Data extracted from a collection:
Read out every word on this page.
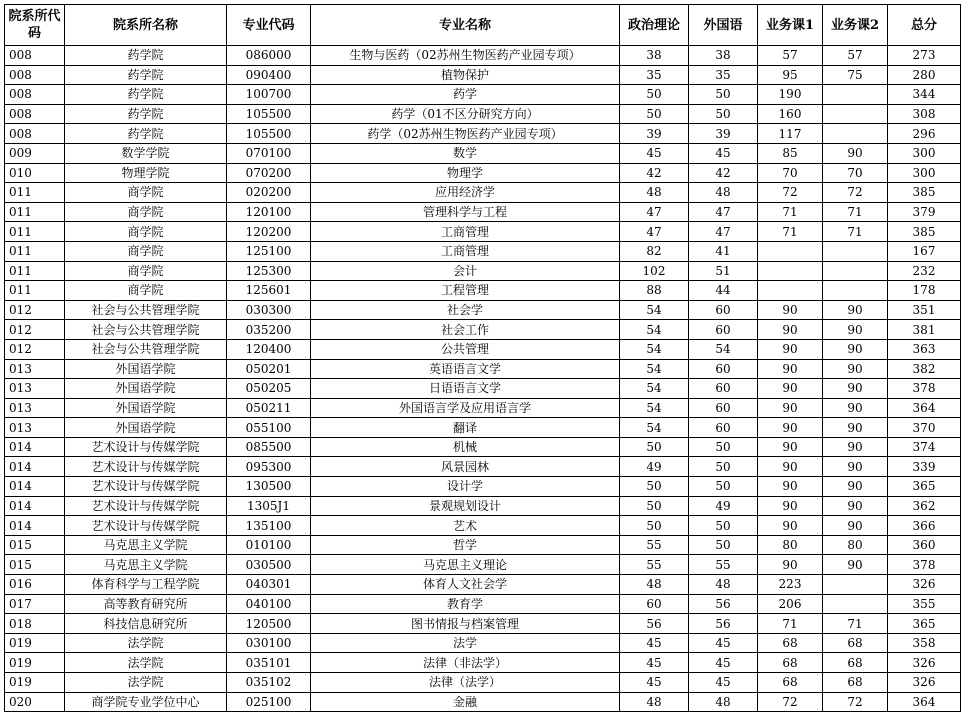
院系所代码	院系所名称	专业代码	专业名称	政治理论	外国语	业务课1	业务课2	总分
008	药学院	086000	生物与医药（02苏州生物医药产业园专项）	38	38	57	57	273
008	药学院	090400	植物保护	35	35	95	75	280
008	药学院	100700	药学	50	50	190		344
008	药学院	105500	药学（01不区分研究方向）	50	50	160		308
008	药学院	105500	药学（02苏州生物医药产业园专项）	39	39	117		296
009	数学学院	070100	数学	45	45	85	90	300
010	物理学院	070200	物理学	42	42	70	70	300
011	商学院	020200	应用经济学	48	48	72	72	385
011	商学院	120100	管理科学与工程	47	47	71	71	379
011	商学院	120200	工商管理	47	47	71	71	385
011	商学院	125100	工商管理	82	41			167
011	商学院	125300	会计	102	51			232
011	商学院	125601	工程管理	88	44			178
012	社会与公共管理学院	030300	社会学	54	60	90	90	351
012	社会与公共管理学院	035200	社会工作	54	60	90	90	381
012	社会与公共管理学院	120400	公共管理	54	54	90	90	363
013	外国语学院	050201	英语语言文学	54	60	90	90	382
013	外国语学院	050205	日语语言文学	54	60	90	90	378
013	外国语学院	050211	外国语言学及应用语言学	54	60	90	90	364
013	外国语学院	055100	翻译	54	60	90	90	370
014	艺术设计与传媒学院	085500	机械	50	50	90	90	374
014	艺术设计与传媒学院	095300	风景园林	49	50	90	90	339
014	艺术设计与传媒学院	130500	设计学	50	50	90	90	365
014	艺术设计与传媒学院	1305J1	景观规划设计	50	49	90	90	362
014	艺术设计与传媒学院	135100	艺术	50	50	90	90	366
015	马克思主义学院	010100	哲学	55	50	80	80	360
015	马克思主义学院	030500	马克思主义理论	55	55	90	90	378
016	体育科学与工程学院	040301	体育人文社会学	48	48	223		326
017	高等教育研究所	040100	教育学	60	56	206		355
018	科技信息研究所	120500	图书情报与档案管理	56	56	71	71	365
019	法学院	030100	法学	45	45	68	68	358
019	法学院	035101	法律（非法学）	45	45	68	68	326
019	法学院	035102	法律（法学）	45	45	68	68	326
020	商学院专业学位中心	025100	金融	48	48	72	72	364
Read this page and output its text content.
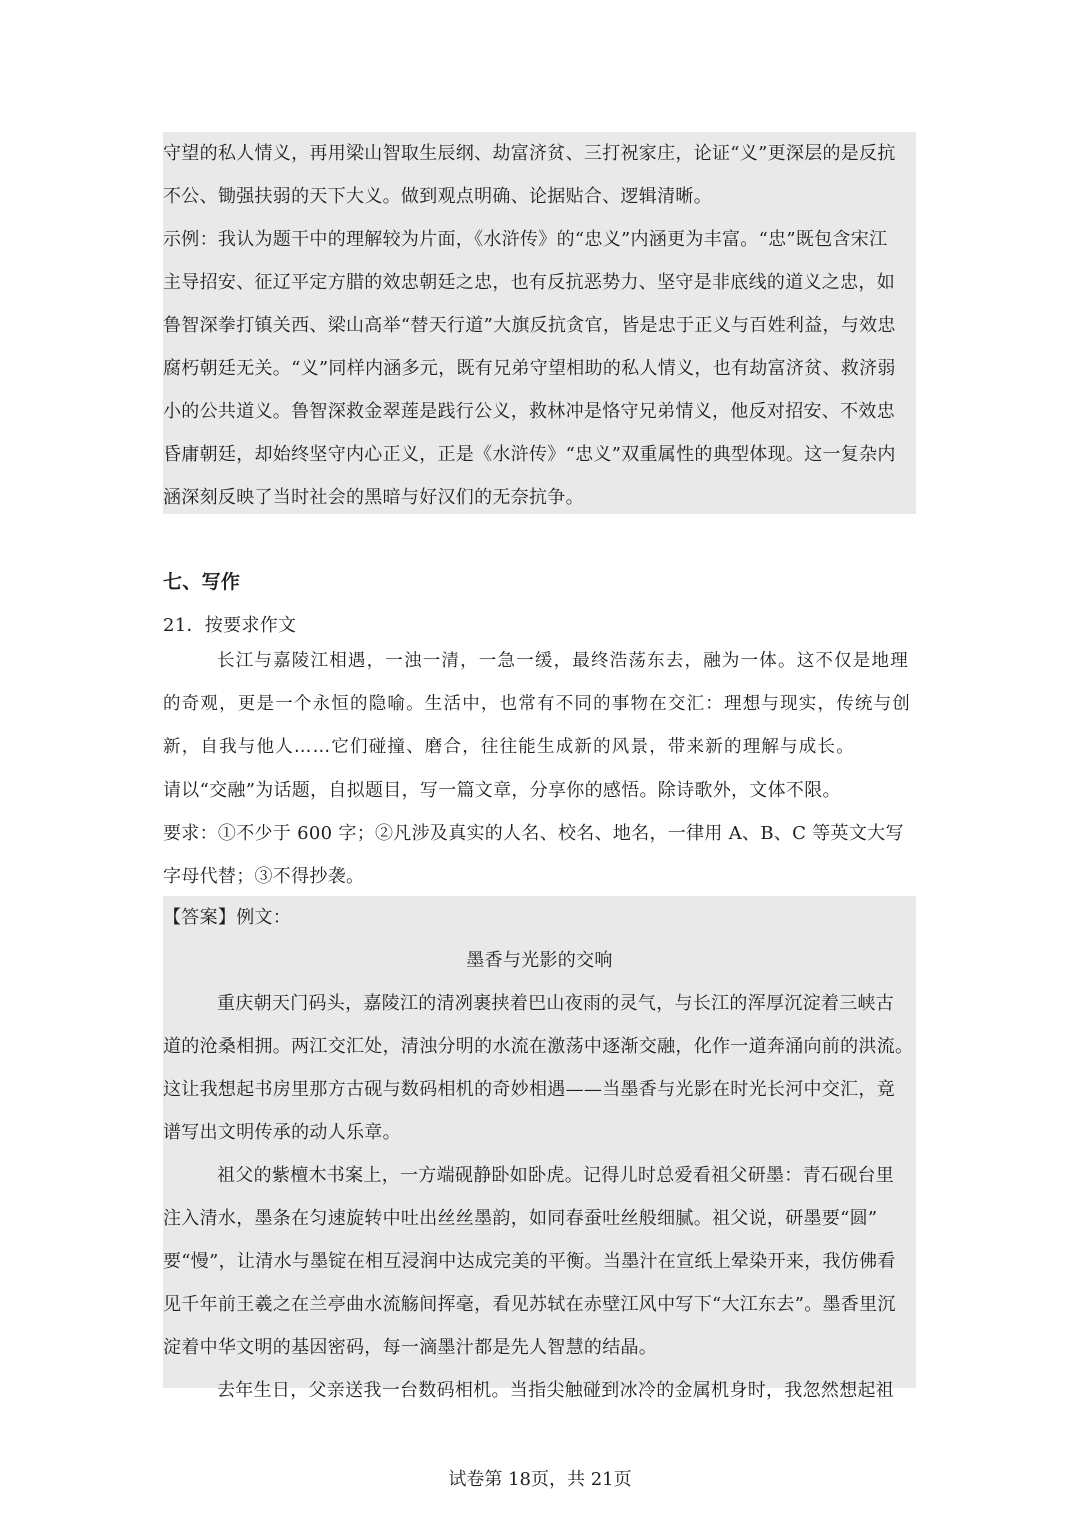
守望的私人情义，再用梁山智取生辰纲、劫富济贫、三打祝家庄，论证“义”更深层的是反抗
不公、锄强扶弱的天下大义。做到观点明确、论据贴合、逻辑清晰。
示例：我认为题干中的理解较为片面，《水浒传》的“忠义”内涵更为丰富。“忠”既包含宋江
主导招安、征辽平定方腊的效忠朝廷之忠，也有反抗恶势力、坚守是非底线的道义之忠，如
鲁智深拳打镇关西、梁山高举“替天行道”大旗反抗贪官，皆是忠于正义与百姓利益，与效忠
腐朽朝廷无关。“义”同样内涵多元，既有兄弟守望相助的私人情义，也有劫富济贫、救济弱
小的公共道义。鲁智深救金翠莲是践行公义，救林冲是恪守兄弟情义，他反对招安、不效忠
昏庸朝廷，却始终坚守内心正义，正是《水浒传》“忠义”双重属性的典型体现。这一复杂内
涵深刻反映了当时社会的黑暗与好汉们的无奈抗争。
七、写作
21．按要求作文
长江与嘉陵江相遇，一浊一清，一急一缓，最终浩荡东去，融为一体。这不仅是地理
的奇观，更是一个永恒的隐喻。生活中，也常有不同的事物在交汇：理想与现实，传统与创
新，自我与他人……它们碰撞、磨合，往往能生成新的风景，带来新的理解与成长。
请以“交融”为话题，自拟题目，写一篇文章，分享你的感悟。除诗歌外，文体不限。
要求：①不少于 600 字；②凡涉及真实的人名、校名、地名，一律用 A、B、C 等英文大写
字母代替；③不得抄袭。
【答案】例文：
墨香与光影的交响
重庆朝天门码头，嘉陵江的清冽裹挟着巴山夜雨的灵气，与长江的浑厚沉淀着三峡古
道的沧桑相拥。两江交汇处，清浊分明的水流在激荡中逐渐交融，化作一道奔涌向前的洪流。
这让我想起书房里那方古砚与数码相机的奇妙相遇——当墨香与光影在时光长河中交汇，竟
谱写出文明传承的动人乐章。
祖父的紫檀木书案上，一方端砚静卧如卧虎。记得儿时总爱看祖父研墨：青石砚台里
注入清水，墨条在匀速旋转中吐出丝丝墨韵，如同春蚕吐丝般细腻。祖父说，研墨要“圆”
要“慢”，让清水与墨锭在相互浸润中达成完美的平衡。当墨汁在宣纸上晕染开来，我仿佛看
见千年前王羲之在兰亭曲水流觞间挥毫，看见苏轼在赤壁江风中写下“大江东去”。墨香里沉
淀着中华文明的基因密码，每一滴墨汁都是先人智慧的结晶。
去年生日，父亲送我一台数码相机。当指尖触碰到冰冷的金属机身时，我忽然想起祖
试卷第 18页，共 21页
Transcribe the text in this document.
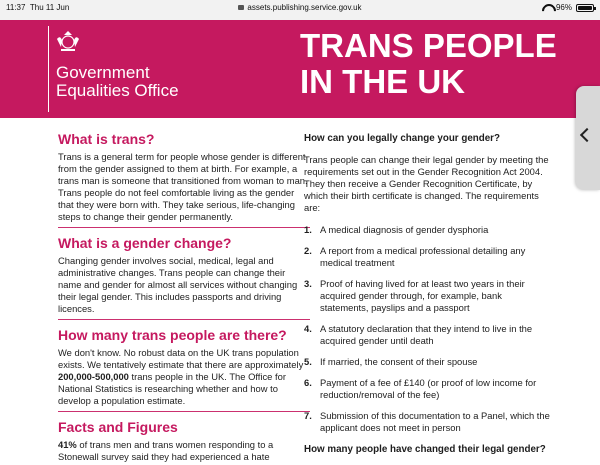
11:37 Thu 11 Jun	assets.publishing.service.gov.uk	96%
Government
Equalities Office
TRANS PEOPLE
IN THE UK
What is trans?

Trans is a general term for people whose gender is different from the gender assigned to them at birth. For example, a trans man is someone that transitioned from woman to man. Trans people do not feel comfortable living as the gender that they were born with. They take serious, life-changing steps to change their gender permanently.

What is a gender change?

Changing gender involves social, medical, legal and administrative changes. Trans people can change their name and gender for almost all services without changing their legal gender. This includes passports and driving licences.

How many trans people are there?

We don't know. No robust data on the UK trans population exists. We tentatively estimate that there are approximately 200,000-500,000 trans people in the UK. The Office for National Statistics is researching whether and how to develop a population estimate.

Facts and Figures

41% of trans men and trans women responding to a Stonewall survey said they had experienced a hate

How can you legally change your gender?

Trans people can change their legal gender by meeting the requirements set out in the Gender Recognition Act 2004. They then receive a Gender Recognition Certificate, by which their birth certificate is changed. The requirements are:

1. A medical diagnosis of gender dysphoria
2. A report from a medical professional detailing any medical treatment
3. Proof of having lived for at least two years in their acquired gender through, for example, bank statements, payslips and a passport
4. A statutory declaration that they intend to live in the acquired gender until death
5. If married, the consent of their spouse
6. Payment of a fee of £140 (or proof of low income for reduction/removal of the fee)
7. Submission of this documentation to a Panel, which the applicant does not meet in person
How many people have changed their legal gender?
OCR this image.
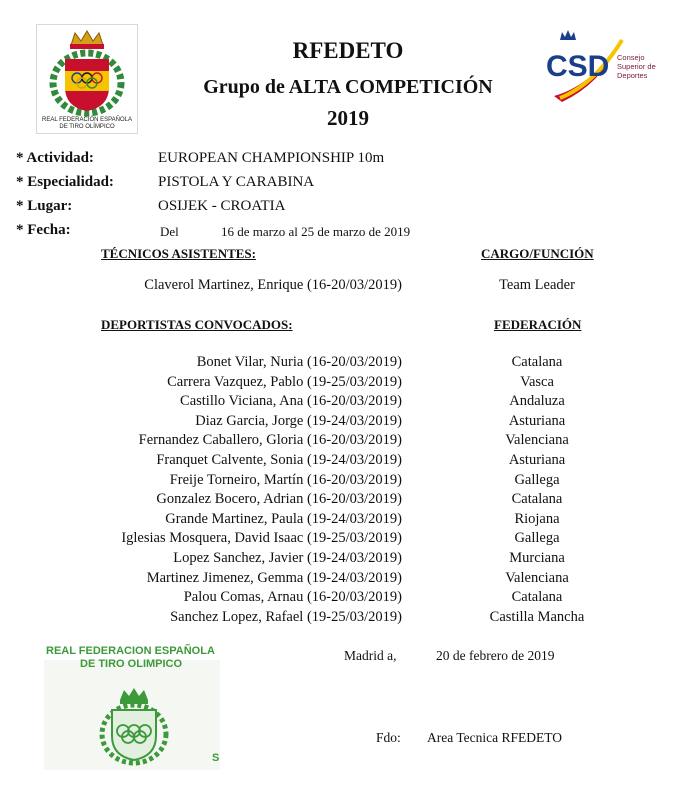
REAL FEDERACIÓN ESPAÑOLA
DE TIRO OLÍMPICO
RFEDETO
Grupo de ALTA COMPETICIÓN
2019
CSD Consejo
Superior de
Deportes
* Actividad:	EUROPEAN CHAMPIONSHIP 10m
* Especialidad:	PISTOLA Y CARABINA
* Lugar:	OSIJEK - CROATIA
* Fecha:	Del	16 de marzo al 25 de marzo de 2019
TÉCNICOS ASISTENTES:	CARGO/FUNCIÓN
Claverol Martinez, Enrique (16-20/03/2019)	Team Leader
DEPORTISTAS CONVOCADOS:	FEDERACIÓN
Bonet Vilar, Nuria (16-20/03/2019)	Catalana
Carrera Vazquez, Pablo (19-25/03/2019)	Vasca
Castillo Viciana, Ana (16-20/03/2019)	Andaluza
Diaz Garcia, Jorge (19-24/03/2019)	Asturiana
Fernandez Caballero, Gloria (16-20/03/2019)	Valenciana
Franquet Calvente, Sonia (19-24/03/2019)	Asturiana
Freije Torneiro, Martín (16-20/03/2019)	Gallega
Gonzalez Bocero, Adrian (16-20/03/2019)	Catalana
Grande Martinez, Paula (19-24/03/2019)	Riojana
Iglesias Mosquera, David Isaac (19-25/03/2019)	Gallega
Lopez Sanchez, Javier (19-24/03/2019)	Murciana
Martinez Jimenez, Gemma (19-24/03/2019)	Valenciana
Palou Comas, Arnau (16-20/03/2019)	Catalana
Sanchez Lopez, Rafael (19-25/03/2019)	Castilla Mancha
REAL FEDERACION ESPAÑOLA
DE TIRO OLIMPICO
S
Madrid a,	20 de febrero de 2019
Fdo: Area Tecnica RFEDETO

» Given instruction:
Which lines hold the string "medical"? Copy all of them from the data above.

» Written reply:
Changing gender involves social, medical, legal and administrative changes. Trans people can change their name and gender for almost all services without changing their legal gender. This includes passports and driving licences.
1. A medical diagnosis of gender dysphoria
2. A report from a medical professional detailing any medical treatment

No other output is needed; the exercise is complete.